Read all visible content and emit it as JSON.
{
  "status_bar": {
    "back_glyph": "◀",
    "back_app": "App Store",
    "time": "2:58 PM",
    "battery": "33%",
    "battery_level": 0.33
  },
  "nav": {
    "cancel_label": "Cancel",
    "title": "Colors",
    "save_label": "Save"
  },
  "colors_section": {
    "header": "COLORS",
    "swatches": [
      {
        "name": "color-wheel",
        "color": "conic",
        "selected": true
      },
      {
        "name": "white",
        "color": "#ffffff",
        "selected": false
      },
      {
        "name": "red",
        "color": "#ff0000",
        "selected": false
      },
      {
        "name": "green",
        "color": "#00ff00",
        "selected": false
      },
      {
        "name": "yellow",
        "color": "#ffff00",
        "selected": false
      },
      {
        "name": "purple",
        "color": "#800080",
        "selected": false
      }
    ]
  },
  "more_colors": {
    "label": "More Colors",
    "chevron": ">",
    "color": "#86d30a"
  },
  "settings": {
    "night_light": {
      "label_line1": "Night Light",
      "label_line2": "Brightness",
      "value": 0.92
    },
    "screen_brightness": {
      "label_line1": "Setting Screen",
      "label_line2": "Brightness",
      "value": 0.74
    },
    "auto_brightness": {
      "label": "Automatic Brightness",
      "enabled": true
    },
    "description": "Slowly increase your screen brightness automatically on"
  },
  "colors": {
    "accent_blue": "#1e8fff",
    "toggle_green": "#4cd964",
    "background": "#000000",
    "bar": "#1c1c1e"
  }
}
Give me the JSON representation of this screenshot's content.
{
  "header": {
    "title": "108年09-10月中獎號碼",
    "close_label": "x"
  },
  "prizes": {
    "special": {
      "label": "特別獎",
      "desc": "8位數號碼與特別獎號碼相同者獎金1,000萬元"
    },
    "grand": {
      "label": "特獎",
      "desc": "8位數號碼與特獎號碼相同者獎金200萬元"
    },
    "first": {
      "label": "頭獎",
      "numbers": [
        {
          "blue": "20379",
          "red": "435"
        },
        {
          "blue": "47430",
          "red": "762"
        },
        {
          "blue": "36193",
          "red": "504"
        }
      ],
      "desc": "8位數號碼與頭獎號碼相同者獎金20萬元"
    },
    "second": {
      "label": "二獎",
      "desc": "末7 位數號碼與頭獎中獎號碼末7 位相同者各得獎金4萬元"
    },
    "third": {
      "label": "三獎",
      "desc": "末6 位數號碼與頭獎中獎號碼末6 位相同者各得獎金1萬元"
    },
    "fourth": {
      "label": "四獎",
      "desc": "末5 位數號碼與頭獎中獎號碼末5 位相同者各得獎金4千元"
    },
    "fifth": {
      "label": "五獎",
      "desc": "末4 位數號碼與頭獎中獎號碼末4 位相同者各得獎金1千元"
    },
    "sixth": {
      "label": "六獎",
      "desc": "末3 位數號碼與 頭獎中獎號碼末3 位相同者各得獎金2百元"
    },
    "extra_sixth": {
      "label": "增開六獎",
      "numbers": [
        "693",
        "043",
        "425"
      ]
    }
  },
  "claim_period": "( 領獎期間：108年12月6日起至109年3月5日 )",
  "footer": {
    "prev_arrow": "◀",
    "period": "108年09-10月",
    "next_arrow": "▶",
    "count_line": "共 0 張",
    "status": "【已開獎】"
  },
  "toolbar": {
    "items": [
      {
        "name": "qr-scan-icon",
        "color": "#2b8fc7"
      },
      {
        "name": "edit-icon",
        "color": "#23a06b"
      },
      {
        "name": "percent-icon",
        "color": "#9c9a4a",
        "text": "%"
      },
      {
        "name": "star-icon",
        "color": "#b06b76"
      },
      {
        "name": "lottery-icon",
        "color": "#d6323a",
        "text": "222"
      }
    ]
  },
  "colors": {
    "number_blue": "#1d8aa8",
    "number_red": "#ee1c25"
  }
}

........

*Instructions to follow*: List each line of the records that holds the string "icon".

*Answer in full*:
        "name": "qr-scan-icon",
        "name": "edit-icon",
        "name": "percent-icon",
        "name": "star-icon",
        "name": "lottery-icon",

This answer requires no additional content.